▸ Directions: Your task is to locate every line holding the string "coordinate" and to copy each of them.
### Entries shown
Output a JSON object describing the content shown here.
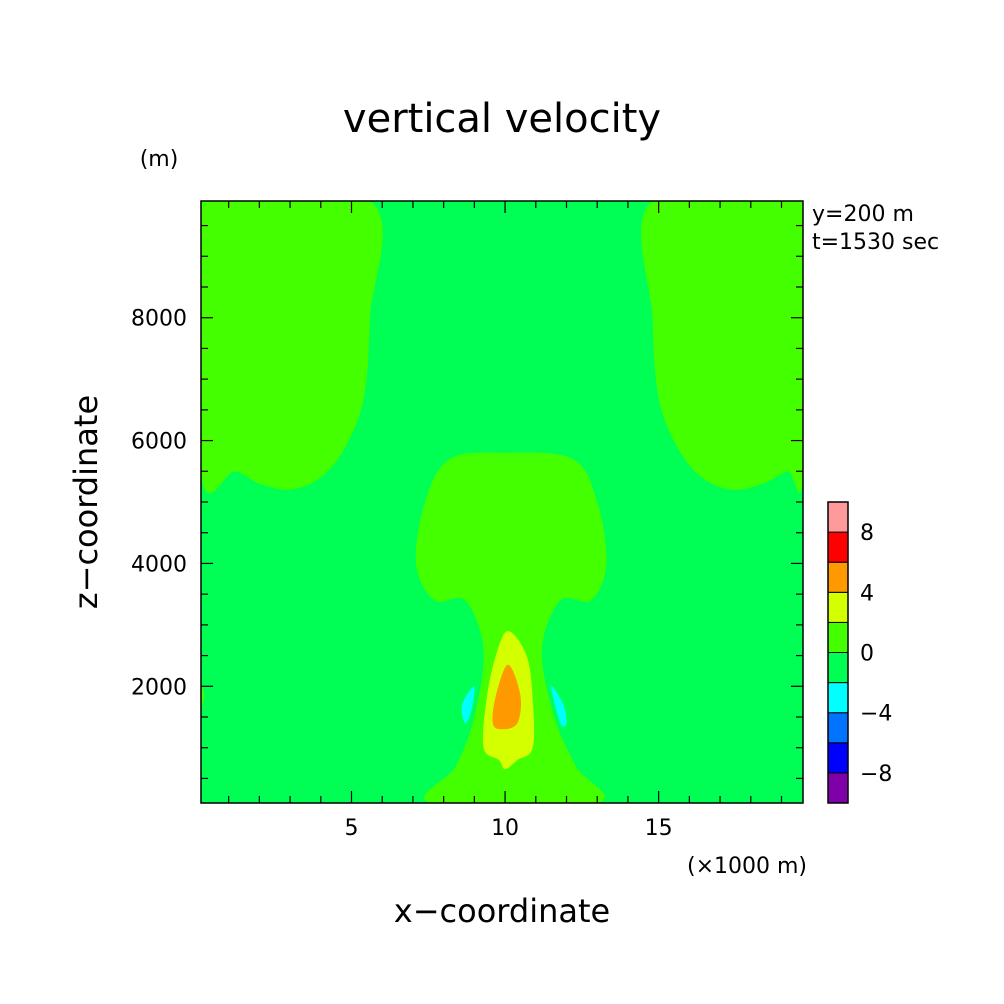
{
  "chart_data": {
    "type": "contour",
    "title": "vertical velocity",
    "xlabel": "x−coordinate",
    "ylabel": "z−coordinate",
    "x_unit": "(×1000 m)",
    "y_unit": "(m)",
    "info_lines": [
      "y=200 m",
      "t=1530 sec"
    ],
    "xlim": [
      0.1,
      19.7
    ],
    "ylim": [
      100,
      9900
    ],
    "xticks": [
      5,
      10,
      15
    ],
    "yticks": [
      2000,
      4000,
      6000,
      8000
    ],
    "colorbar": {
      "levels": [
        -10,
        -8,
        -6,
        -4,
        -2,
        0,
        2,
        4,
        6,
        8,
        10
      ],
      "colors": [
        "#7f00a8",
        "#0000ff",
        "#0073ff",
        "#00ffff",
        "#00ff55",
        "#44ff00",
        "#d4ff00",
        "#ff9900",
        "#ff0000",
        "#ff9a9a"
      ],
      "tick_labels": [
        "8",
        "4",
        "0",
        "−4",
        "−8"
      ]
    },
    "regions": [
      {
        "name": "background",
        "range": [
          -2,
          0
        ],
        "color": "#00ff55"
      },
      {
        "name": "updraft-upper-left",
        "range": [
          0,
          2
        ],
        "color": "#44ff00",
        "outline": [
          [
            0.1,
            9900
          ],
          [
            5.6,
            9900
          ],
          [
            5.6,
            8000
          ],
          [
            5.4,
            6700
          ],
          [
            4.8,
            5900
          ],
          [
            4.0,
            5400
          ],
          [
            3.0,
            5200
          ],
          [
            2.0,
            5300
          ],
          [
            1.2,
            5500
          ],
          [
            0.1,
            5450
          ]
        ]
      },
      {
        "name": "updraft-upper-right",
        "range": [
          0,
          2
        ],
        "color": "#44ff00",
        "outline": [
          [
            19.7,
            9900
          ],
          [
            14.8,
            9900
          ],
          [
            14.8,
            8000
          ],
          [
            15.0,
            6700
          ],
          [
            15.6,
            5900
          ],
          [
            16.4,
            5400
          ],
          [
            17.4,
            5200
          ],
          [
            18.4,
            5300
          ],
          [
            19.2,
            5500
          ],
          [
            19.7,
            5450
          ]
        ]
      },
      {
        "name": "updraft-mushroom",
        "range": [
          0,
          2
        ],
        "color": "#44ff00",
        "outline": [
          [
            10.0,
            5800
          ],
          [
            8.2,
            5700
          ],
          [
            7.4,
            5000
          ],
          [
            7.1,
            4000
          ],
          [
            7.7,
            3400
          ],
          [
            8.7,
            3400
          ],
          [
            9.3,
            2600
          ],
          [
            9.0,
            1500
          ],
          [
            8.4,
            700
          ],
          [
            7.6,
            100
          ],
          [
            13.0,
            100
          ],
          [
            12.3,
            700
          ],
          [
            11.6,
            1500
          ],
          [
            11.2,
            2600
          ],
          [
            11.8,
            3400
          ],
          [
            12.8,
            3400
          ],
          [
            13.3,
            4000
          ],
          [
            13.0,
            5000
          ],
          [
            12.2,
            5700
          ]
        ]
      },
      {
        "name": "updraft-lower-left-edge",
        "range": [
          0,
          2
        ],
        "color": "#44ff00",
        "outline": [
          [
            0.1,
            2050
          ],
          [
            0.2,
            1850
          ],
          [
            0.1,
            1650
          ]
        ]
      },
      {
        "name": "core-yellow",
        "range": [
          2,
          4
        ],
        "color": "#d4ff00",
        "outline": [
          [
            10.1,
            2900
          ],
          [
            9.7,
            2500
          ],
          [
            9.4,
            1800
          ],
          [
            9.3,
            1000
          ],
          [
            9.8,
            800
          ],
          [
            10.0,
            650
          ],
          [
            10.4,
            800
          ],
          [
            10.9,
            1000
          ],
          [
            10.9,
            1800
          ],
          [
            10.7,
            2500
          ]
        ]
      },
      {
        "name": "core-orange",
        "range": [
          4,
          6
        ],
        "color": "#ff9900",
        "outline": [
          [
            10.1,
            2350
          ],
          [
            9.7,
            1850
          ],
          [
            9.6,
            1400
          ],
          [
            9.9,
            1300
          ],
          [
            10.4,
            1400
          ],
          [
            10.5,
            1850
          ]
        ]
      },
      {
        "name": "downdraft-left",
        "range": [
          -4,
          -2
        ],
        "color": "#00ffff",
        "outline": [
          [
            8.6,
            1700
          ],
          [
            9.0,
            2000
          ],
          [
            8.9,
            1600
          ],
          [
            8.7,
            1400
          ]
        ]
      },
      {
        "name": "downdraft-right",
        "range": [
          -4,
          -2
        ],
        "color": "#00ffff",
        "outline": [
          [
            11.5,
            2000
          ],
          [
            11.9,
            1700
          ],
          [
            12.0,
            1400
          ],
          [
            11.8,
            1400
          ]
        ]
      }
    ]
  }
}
######
### Entries shown
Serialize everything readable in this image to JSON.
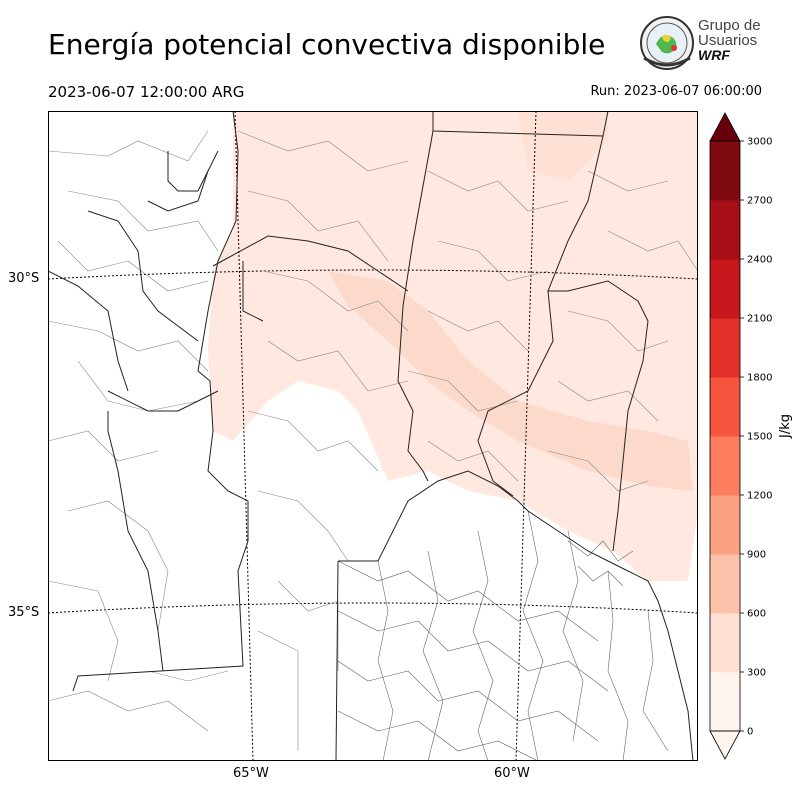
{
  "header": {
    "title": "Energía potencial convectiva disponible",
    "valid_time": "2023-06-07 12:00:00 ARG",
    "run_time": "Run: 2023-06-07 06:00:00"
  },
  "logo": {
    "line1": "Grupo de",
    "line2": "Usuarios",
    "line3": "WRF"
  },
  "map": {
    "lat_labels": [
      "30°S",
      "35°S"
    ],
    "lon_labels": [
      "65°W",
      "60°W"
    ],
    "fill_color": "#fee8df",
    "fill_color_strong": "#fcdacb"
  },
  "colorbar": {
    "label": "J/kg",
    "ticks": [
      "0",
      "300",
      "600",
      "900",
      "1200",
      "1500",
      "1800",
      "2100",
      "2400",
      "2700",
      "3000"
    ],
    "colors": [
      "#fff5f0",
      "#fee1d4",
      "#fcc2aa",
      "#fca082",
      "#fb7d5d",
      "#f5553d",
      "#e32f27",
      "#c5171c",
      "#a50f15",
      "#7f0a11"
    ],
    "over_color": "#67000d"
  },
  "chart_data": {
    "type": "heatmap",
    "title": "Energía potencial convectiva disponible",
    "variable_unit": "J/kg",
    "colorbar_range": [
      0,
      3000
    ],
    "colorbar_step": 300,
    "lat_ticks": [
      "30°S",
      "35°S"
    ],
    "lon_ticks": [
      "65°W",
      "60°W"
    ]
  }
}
######
▸ Exercise solution:
    "xlabel": "x−coordinate",
    "ylabel": "z−coordinate",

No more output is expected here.